The exercise - Please transcribe the data that follows without the pictures, keeping every word the same.

Listed records -
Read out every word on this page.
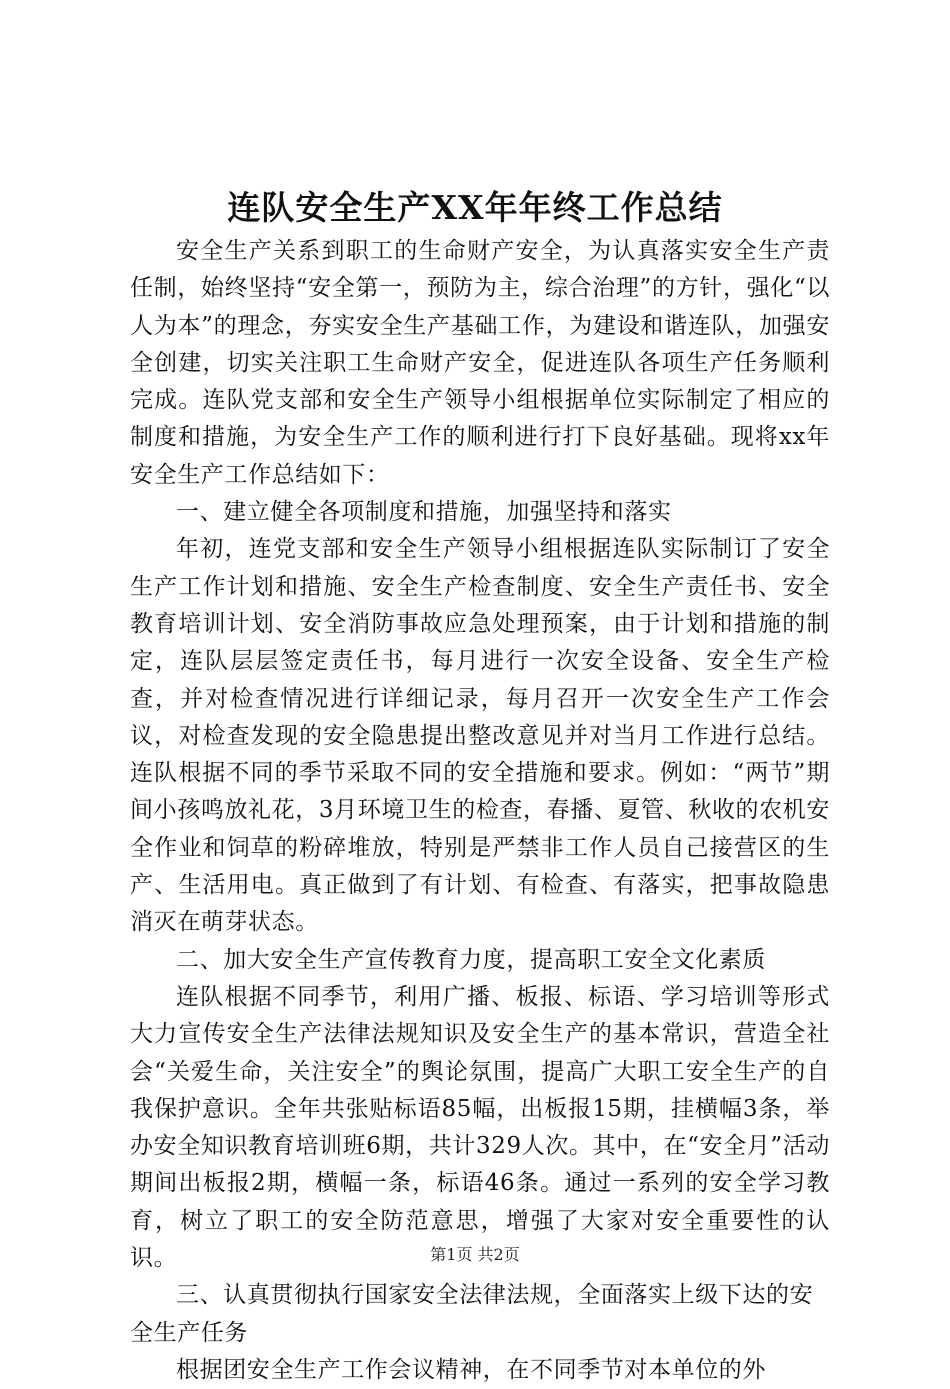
连队安全生产XX年年终工作总结

安全生产关系到职工的生命财产安全，为认真落实安全生产责任制，始终坚持“安全第一，预防为主，综合治理”的方针，强化“以人为本”的理念，夯实安全生产基础工作，为建设和谐连队，加强安全创建，切实关注职工生命财产安全，促进连队各项生产任务顺利完成。连队党支部和安全生产领导小组根据单位实际制定了相应的制度和措施，为安全生产工作的顺利进行打下良好基础。现将xx年安全生产工作总结如下：

一、建立健全各项制度和措施，加强坚持和落实

年初，连党支部和安全生产领导小组根据连队实际制订了安全生产工作计划和措施、安全生产检查制度、安全生产责任书、安全教育培训计划、安全消防事故应急处理预案，由于计划和措施的制定，连队层层签定责任书，每月进行一次安全设备、安全生产检查，并对检查情况进行详细记录，每月召开一次安全生产工作会议，对检查发现的安全隐患提出整改意见并对当月工作进行总结。连队根据不同的季节采取不同的安全措施和要求。例如：“两节”期间小孩鸣放礼花，3月环境卫生的检查，春播、夏管、秋收的农机安全作业和饲草的粉碎堆放，特别是严禁非工作人员自己接营区的生产、生活用电。真正做到了有计划、有检查、有落实，把事故隐患消灭在萌芽状态。

二、加大安全生产宣传教育力度，提高职工安全文化素质

连队根据不同季节，利用广播、板报、标语、学习培训等形式大力宣传安全生产法律法规知识及安全生产的基本常识，营造全社会“关爱生命，关注安全”的舆论氛围，提高广大职工安全生产的自我保护意识。全年共张贴标语85幅，出板报15期，挂横幅3条，举办安全知识教育培训班6期，共计329人次。其中，在“安全月”活动期间出板报2期，横幅一条，标语46条。通过一系列的安全学习教育，树立了职工的安全防范意思，增强了大家对安全重要性的认识。

三、认真贯彻执行国家安全法律法规，全面落实上级下达的安全生产任务

根据团安全生产工作会议精神，在不同季节对本单位的外

第1页 共2页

Result of this task -
Read out every word on this page.
连队安全生产XX年年终工作总结

安全生产关系到职工的生命财产安全，为认真落实安全生产责任制，始终坚持“安全第一，预防为主，综合治理”的方针，强化“以人为本”的理念，夯实安全生产基础工作，为建设和谐连队，加强安全创建，切实关注职工生命财产安全，促进连队各项生产任务顺利完成。连队党支部和安全生产领导小组根据单位实际制定了相应的制度和措施，为安全生产工作的顺利进行打下良好基础。现将xx年安全生产工作总结如下：

一、建立健全各项制度和措施，加强坚持和落实

年初，连党支部和安全生产领导小组根据连队实际制订了安全生产工作计划和措施、安全生产检查制度、安全生产责任书、安全教育培训计划、安全消防事故应急处理预案，由于计划和措施的制定，连队层层签定责任书，每月进行一次安全设备、安全生产检查，并对检查情况进行详细记录，每月召开一次安全生产工作会议，对检查发现的安全隐患提出整改意见并对当月工作进行总结。连队根据不同的季节采取不同的安全措施和要求。例如：“两节”期间小孩鸣放礼花，3月环境卫生的检查，春播、夏管、秋收的农机安全作业和饲草的粉碎堆放，特别是严禁非工作人员自己接营区的生产、生活用电。真正做到了有计划、有检查、有落实，把事故隐患消灭在萌芽状态。

二、加大安全生产宣传教育力度，提高职工安全文化素质

连队根据不同季节，利用广播、板报、标语、学习培训等形式大力宣传安全生产法律法规知识及安全生产的基本常识，营造全社会“关爱生命，关注安全”的舆论氛围，提高广大职工安全生产的自我保护意识。全年共张贴标语85幅，出板报15期，挂横幅3条，举办安全知识教育培训班6期，共计329人次。其中，在“安全月”活动期间出板报2期，横幅一条，标语46条。通过一系列的安全学习教育，树立了职工的安全防范意思，增强了大家对安全重要性的认识。

三、认真贯彻执行国家安全法律法规，全面落实上级下达的安全生产任务

根据团安全生产工作会议精神，在不同季节对本单位的外

第1页 共2页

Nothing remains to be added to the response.